■ WRITTEN TASK: Transcribe everything in the data word for word. Pictures are left out.

■ SUPPLIED MATERIAL:
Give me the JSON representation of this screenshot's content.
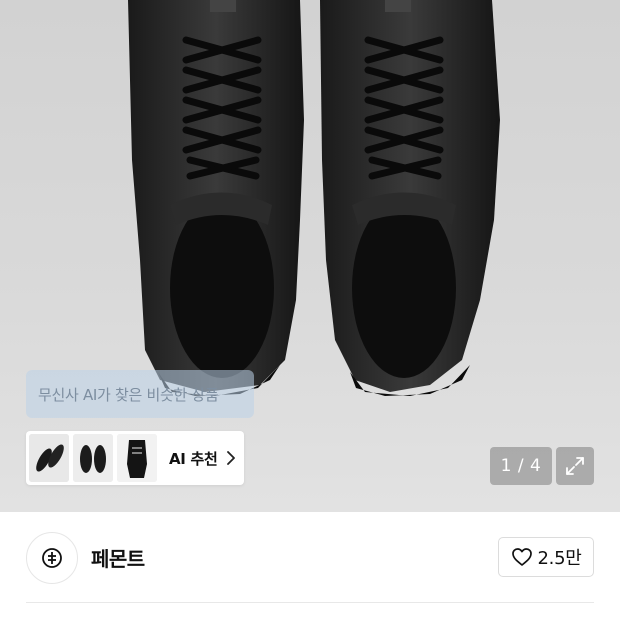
{
  "gallery": {
    "ai_tooltip_text": "무신사 AI가 찾은 비슷한 상품",
    "ai_recommend_label": "AI 추천",
    "page_counter": "1 / 4",
    "icons": {
      "expand": "expand-arrows-icon",
      "chevron": "chevron-right-icon"
    }
  },
  "brand": {
    "name": "페몬트",
    "logo_icon": "brand-logo-icon",
    "like_count": "2.5만",
    "like_icon": "heart-icon"
  },
  "colors": {
    "hero_bg": "#d9d9d9",
    "overlay_bg": "#969696",
    "tooltip_bg": "#bcd2e8",
    "text": "#111111"
  }
}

■ EXERCISE RESPONSE:
Give me the JSON representation of this screenshot's content.
{
  "gallery": {
    "ai_tooltip_text": "무신사 AI가 찾은 비슷한 상품",
    "ai_recommend_label": "AI 추천",
    "page_counter": "1 / 4",
    "icons": {
      "expand": "expand-arrows-icon",
      "chevron": "chevron-right-icon"
    }
  },
  "brand": {
    "name": "페몬트",
    "logo_icon": "brand-logo-icon",
    "like_count": "2.5만",
    "like_icon": "heart-icon"
  },
  "colors": {
    "hero_bg": "#d9d9d9",
    "overlay_bg": "#969696",
    "tooltip_bg": "#bcd2e8",
    "text": "#111111"
  }
}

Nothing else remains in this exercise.